▶ _The request_
Search the data for the string "this" and extract every line where it appears.

== Provided material ==

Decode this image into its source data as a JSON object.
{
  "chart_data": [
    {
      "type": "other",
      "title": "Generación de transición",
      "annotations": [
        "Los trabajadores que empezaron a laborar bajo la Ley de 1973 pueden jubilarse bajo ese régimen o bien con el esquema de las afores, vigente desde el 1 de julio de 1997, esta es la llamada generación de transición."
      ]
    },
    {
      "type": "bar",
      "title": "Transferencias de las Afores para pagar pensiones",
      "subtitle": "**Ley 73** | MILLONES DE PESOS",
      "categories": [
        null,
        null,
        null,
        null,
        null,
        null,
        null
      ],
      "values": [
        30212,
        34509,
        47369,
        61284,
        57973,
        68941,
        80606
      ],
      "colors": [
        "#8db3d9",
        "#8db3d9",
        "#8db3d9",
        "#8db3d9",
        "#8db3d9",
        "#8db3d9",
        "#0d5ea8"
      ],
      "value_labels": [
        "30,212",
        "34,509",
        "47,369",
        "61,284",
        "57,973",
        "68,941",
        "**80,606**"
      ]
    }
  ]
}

===
== Provided material ==

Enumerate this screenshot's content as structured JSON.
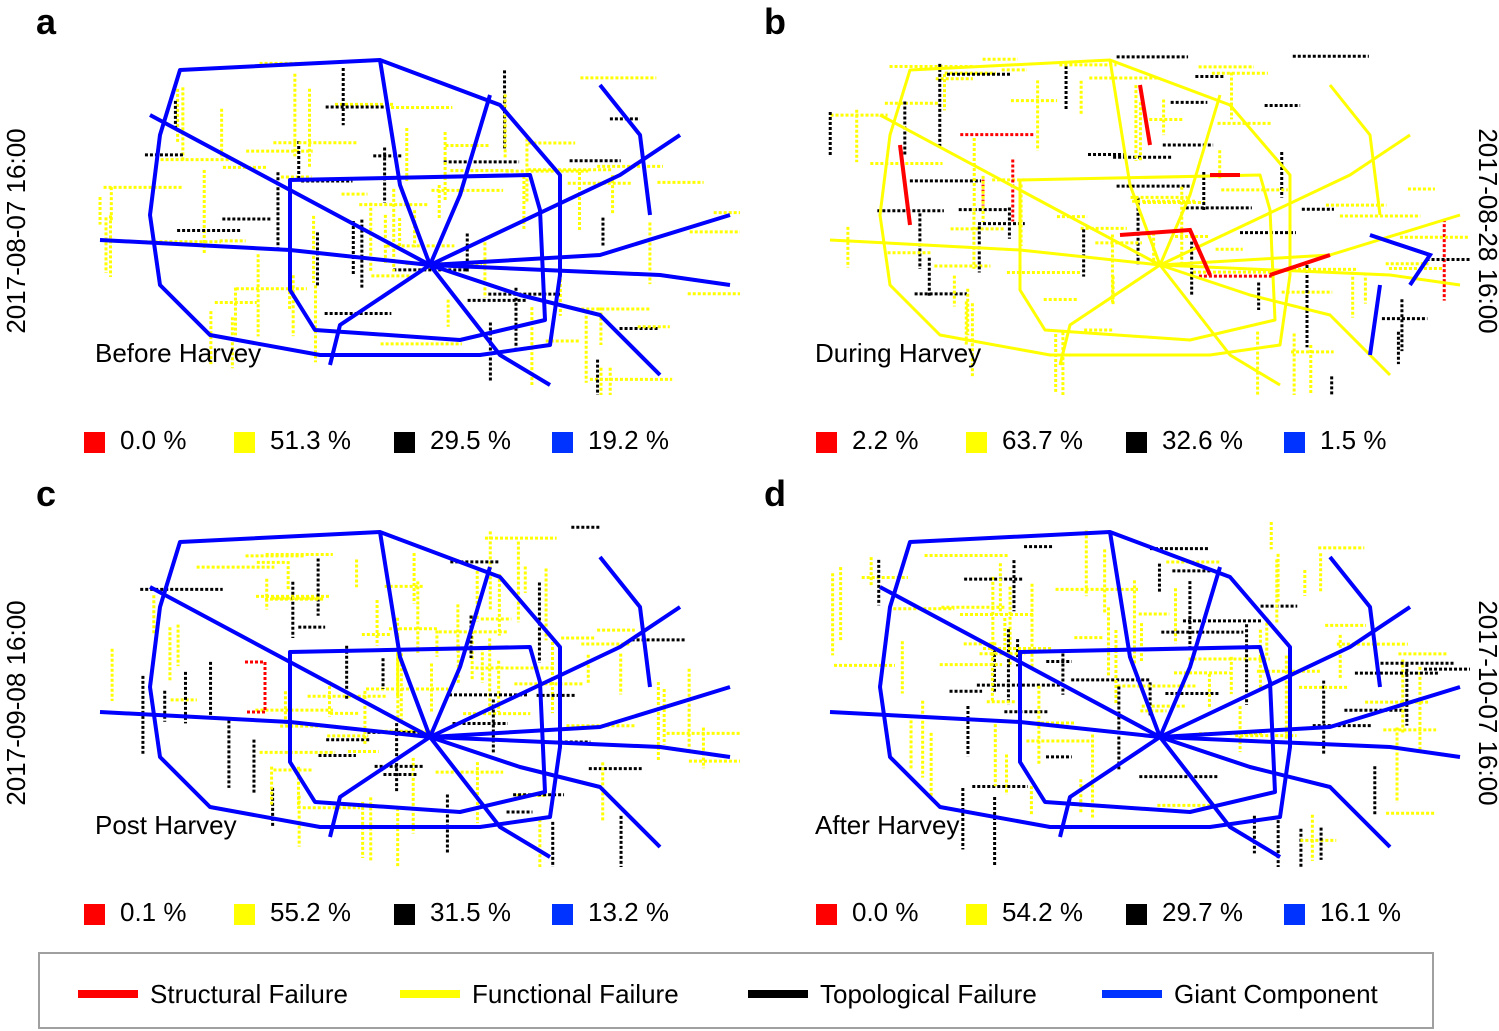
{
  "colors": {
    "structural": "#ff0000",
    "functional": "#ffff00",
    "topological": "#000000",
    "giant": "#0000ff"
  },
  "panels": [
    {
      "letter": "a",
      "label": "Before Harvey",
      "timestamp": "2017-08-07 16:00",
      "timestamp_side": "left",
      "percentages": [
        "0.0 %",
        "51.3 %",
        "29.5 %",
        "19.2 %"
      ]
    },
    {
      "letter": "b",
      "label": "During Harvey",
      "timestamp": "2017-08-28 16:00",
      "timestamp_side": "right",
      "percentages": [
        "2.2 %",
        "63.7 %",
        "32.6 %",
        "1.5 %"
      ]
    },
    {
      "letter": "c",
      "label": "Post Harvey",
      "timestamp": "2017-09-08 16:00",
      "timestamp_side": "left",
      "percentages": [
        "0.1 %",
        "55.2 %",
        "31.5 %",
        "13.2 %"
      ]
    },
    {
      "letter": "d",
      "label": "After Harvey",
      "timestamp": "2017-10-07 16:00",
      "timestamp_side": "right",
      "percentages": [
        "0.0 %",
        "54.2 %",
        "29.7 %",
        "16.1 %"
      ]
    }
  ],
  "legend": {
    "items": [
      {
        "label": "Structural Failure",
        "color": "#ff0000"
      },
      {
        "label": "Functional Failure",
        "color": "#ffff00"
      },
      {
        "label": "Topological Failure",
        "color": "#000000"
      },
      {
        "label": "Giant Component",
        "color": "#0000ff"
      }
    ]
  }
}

===

▶ _Answer below_
Decode this image into its source data as a JSON object.
Enumerate this screenshot's content as structured JSON.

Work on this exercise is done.